> Data records
— START —

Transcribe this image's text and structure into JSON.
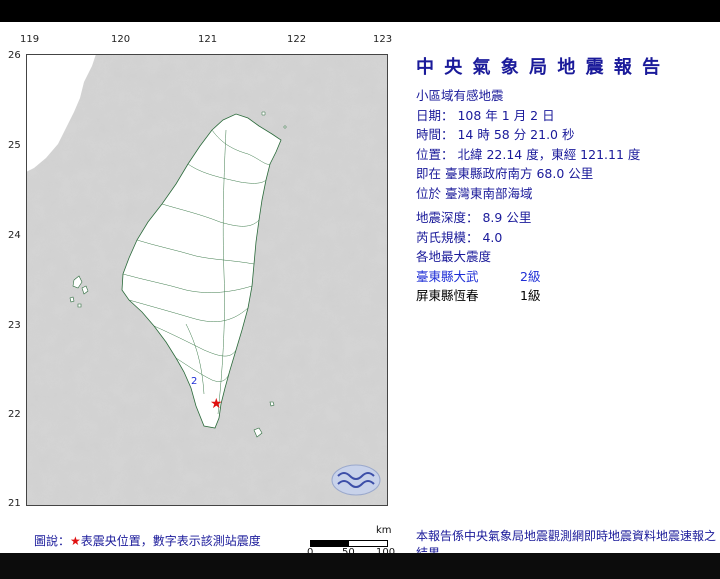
{
  "report": {
    "title": "中 央 氣 象 局 地 震 報 告",
    "subtitle": "小區域有感地震",
    "date": "日期： 108 年 1 月 2 日",
    "time": "時間： 14 時 58 分 21.0 秒",
    "position": "位置： 北緯 22.14 度，東經 121.11 度",
    "located_at": "即在 臺東縣政府南方 68.0 公里",
    "region": "位於 臺灣東南部海域",
    "depth": "地震深度： 8.9 公里",
    "magnitude": "芮氏規模： 4.0",
    "intensity_heading": "各地最大震度",
    "stations": [
      {
        "name": "臺東縣大武",
        "level": "2級"
      },
      {
        "name": "屏東縣恆春",
        "level": "1級"
      }
    ],
    "footer": "本報告係中央氣象局地震觀測網即時地震資料地震速報之結果。"
  },
  "map": {
    "legend_prefix": "圖說：",
    "legend_star": "★",
    "legend_text": "表震央位置，數字表示該測站震度",
    "lon_labels": [
      "119",
      "120",
      "121",
      "122",
      "123"
    ],
    "lat_labels": [
      "26",
      "25",
      "24",
      "23",
      "22",
      "21"
    ],
    "station_marker": "2",
    "scale_unit": "km",
    "scale_ticks": [
      "0",
      "50",
      "100"
    ],
    "epicenter_color": "#e01010",
    "land_color": "#ffffff",
    "sea_color": "#d9d9d9"
  }
}
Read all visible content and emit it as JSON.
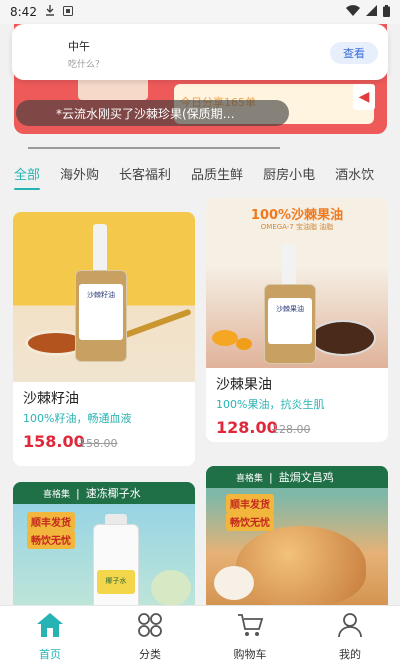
{
  "status_bar": {
    "time": "8:42"
  },
  "notification": {
    "title": "中午",
    "subtitle": "吃什么？",
    "action_label": "查看"
  },
  "banner": {
    "share_text": "今日分享165单"
  },
  "toast": {
    "text": "*云流水刚买了沙棘珍果(保质期…"
  },
  "tabs": [
    {
      "label": "全部",
      "active": true
    },
    {
      "label": "海外购"
    },
    {
      "label": "长客福利"
    },
    {
      "label": "品质生鲜"
    },
    {
      "label": "厨房小电"
    },
    {
      "label": "酒水饮"
    }
  ],
  "products": [
    {
      "name": "沙棘籽油",
      "desc": "100%籽油，畅通血液",
      "price": "158.00",
      "original_price": "158.00",
      "bottle_label": "沙棘籽油"
    },
    {
      "name": "沙棘果油",
      "desc": "100%果油，抗炎生肌",
      "price": "128.00",
      "original_price": "128.00",
      "banner_text": "100%沙棘果油",
      "banner_sub": "OMEGA-7 宝油脂 油脂",
      "bottle_label": "沙棘果油"
    },
    {
      "brand": "喜格集",
      "banner_text": "速冻椰子水",
      "tag1": "顺丰发货",
      "tag2": "畅饮无忧",
      "bottle_label": "椰子水"
    },
    {
      "brand": "喜格集",
      "banner_text": "盐焗文昌鸡",
      "tag1": "顺丰发货",
      "tag2": "畅饮无忧"
    }
  ],
  "bottom_nav": [
    {
      "label": "首页",
      "icon": "home-icon",
      "active": true
    },
    {
      "label": "分类",
      "icon": "category-icon"
    },
    {
      "label": "购物车",
      "icon": "cart-icon"
    },
    {
      "label": "我的",
      "icon": "user-icon"
    }
  ],
  "colors": {
    "accent": "#27b3b3",
    "price": "#e0283a",
    "banner": "#ee5a5a"
  }
}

— END —

> Short task
For each line in the data above that contains the string "name", extract the line.

> Result
        "name": "臺東縣大武",
        "name": "屏東縣恆春",
      "name": "沙棘籽油",
      "name": "沙棘果油",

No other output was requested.